- _SOURCE RECORDS_:

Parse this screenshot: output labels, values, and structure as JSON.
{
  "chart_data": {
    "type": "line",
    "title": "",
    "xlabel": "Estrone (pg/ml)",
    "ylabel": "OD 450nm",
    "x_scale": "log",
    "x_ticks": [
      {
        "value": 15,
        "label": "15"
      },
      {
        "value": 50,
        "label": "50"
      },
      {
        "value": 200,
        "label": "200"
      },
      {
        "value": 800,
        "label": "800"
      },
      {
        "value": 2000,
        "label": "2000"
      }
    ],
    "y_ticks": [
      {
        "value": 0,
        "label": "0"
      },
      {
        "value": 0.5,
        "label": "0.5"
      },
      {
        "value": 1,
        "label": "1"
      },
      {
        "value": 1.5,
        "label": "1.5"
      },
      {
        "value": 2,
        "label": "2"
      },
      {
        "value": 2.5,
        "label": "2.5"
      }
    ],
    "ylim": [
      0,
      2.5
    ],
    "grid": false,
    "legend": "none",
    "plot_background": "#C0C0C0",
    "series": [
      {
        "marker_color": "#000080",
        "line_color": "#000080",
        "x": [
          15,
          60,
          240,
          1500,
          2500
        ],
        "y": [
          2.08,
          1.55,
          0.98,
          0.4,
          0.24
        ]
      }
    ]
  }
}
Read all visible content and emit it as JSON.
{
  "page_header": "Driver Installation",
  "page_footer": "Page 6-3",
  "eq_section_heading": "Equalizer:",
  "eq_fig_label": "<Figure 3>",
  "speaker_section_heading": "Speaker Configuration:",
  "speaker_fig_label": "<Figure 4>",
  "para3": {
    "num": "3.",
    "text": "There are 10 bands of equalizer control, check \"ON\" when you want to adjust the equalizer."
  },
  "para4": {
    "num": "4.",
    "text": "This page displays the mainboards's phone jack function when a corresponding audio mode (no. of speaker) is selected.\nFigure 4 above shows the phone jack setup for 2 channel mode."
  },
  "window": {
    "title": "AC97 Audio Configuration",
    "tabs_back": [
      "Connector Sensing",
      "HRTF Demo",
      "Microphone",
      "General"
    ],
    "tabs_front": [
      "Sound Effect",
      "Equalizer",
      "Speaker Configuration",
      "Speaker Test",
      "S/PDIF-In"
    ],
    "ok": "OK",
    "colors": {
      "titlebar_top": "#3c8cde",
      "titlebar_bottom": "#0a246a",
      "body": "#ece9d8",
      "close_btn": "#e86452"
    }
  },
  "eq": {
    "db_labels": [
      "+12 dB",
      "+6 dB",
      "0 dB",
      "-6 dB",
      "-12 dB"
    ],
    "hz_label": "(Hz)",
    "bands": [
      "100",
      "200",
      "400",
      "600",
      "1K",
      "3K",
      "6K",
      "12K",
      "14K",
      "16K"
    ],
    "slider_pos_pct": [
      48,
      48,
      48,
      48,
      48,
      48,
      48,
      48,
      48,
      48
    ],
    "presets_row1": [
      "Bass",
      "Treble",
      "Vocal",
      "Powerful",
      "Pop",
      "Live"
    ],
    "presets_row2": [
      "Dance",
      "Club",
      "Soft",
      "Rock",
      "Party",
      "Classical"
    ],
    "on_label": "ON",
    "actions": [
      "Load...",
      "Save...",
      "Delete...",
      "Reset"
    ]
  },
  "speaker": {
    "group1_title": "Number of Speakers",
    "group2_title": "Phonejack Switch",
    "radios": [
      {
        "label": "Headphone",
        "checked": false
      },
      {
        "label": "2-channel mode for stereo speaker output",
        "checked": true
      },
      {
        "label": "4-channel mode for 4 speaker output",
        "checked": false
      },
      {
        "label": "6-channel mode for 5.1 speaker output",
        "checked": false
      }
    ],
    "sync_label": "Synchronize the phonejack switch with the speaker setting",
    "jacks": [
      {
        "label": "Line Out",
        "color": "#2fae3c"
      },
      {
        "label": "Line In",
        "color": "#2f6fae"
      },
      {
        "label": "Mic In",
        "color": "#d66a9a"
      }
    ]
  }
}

- _WHAT THIS TASK INVOLVES_: Pull every line containing "Configuration" from the data.

- _WORKED SOLUTION_:
  "speaker_section_heading": "Speaker Configuration:",
    "title": "AC97 Audio Configuration",
      "Speaker Configuration",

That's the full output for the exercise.